#### Task:
Extract every line that contains the word "Drag".

Start of Source data

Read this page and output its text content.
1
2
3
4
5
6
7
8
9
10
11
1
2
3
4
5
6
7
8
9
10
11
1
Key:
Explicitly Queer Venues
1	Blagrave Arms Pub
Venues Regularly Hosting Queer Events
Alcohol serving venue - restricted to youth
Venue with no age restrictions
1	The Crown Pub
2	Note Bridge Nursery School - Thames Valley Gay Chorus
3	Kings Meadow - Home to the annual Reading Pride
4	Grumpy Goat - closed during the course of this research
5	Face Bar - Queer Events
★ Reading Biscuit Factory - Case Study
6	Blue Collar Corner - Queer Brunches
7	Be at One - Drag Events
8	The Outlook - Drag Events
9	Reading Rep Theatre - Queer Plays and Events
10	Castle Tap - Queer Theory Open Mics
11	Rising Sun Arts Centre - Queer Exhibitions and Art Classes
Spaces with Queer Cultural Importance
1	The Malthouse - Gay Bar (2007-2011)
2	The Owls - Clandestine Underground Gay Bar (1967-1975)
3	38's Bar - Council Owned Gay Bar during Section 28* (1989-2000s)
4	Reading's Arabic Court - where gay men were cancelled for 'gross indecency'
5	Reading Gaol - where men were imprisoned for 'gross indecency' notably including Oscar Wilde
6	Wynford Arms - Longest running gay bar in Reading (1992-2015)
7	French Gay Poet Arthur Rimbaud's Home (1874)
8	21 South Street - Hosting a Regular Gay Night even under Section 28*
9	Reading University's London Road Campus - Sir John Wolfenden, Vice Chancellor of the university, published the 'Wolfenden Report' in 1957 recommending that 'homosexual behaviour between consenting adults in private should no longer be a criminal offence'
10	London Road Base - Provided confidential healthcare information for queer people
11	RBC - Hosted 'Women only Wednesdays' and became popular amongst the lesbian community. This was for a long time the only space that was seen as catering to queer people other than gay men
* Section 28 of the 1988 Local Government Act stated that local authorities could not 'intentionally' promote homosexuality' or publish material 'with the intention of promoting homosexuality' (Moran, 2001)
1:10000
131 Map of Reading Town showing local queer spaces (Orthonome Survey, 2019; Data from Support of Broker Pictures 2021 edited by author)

End of Source data

#### Correct response:
7	Be at One - Drag Events
8	The Outlook - Drag Events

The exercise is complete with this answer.